───── Recorded data

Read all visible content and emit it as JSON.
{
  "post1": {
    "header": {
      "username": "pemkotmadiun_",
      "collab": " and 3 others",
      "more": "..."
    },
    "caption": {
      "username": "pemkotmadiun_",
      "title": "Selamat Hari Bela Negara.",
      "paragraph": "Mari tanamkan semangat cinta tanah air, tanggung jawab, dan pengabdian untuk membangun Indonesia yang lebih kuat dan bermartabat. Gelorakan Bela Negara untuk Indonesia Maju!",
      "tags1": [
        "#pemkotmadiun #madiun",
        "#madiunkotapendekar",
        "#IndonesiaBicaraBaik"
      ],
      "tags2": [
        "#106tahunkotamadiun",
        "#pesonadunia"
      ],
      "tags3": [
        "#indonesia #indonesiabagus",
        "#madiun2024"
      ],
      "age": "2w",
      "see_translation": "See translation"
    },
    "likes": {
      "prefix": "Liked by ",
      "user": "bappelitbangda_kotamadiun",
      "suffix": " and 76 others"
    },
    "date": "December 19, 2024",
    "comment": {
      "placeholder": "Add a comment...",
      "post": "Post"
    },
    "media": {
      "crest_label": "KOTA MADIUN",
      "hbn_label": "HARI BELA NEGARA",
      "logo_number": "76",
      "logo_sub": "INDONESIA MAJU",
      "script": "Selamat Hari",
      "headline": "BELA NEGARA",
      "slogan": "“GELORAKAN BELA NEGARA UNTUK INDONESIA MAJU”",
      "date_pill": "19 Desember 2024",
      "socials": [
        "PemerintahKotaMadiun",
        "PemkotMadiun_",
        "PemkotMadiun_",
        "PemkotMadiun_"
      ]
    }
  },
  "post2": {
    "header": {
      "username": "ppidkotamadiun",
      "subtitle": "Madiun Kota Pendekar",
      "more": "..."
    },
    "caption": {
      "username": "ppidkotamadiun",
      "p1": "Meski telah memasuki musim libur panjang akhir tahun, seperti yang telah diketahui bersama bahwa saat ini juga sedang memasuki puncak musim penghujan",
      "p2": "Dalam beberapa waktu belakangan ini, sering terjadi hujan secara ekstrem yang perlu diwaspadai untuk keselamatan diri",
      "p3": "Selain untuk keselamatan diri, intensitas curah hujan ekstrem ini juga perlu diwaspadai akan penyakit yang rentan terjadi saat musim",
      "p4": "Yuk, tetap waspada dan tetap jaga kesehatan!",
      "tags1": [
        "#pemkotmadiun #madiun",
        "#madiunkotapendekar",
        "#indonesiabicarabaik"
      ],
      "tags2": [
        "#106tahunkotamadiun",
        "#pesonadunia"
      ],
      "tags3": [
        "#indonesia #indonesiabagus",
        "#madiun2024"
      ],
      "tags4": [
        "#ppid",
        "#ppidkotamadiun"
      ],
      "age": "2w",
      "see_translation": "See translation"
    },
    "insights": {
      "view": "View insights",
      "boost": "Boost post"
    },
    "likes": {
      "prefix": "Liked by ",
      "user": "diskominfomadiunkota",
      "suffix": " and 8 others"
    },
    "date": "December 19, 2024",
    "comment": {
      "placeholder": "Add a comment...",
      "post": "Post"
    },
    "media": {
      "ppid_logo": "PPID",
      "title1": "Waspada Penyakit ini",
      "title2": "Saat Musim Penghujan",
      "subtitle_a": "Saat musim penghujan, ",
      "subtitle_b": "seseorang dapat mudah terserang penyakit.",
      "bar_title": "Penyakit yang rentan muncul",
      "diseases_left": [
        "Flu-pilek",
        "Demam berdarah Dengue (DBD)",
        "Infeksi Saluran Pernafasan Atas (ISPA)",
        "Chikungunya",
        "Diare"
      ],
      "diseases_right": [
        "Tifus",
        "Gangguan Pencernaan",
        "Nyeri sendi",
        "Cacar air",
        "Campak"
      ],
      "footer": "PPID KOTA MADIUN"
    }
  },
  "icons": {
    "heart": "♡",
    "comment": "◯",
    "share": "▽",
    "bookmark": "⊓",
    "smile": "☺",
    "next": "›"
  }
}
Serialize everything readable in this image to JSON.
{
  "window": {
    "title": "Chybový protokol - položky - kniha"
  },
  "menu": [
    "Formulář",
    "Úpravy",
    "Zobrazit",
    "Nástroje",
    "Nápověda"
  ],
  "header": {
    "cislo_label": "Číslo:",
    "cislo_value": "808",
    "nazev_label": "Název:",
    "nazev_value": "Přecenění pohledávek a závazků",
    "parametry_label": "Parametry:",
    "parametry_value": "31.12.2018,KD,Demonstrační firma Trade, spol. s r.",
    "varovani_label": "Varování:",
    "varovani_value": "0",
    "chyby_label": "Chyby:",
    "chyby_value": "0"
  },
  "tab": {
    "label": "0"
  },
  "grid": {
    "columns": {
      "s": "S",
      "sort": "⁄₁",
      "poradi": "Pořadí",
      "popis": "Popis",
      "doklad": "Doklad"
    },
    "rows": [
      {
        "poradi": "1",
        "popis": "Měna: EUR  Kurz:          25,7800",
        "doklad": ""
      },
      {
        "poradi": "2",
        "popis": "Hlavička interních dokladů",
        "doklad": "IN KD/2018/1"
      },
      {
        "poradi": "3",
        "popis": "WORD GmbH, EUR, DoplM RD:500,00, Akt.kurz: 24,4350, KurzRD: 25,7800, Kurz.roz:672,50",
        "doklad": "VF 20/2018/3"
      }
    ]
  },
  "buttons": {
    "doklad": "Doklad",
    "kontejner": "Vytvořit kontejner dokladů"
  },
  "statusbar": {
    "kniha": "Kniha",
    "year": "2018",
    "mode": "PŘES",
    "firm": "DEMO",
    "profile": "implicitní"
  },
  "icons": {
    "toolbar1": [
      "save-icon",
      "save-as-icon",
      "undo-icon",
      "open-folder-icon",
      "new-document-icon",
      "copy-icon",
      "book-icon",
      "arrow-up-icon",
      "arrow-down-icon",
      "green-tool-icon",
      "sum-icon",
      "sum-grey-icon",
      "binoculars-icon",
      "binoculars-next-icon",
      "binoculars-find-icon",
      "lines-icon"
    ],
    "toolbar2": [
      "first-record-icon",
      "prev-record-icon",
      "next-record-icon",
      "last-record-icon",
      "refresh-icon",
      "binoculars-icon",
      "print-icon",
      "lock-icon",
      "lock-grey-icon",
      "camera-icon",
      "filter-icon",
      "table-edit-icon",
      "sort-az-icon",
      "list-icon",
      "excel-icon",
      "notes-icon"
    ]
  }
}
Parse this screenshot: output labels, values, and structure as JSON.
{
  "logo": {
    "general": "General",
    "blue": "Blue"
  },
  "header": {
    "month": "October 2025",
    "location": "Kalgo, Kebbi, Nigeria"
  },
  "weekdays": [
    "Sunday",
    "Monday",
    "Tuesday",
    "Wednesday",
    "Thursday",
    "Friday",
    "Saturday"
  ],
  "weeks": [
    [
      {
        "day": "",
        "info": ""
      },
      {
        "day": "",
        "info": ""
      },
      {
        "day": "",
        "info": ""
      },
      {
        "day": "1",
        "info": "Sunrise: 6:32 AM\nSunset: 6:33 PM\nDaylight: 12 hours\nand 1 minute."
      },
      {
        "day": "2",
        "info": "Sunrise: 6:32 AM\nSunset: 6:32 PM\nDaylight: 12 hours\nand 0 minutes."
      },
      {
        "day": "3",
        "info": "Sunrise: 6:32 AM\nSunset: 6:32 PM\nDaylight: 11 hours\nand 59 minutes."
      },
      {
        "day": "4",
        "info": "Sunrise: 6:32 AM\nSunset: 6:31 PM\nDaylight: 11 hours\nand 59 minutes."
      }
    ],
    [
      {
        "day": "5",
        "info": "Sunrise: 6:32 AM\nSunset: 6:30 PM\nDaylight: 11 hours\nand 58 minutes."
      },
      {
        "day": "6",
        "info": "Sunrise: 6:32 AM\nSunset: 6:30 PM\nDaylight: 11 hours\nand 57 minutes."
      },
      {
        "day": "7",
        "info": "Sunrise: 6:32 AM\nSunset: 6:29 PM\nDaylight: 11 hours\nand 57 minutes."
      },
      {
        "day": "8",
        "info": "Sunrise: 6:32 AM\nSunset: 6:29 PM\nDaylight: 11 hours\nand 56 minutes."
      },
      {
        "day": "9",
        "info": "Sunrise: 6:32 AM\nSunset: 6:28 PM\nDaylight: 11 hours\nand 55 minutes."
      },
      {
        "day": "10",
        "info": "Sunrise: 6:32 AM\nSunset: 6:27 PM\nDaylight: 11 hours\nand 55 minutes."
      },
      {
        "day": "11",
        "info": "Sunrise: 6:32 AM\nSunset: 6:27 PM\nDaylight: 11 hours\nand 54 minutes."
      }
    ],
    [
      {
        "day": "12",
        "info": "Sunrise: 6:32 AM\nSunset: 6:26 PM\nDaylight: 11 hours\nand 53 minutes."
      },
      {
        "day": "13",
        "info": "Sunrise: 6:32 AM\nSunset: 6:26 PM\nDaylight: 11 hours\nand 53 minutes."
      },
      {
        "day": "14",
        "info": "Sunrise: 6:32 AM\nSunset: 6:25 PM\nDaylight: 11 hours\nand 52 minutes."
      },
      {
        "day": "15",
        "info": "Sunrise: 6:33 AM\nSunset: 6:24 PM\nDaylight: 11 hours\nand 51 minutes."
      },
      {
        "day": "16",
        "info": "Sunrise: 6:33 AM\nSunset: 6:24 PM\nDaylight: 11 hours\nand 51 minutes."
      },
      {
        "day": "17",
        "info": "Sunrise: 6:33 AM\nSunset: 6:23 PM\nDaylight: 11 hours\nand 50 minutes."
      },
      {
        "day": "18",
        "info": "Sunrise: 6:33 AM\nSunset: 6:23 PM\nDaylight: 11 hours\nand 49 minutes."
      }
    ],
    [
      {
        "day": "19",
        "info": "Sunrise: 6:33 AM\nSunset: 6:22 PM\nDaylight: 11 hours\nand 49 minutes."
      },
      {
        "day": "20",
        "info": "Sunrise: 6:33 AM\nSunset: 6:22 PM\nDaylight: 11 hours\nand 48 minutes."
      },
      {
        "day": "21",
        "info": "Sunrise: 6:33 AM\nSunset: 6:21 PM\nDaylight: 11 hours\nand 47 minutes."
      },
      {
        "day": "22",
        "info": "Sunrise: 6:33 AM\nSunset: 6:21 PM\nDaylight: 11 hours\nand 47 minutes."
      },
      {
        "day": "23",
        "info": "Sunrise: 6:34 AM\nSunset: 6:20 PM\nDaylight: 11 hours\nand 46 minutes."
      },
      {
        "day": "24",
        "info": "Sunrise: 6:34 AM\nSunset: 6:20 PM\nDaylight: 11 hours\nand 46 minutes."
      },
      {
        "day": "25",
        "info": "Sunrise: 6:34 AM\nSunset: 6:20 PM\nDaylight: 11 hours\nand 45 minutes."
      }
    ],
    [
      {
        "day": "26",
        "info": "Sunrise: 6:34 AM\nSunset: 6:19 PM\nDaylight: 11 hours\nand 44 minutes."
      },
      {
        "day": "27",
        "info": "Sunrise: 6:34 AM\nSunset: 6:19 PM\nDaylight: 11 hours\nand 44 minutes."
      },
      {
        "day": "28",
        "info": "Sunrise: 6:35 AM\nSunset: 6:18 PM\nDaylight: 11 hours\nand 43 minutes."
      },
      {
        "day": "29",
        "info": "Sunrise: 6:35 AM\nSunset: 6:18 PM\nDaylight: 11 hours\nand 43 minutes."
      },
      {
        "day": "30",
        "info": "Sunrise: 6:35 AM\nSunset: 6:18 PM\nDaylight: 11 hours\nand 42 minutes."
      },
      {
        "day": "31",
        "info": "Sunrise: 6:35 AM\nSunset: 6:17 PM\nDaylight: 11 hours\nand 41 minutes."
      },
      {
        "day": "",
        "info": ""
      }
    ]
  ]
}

──────────

#### Short task
Pick each line holding the word "juga" out of the listing.

#### Result of the exercise
      "p1": "Meski telah memasuki musim libur panjang akhir tahun, seperti yang telah diketahui bersama bahwa saat ini juga sedang memasuki puncak musim penghujan",
      "p3": "Selain untuk keselamatan diri, intensitas curah hujan ekstrem ini juga perlu diwaspadai akan penyakit yang rentan terjadi saat musim",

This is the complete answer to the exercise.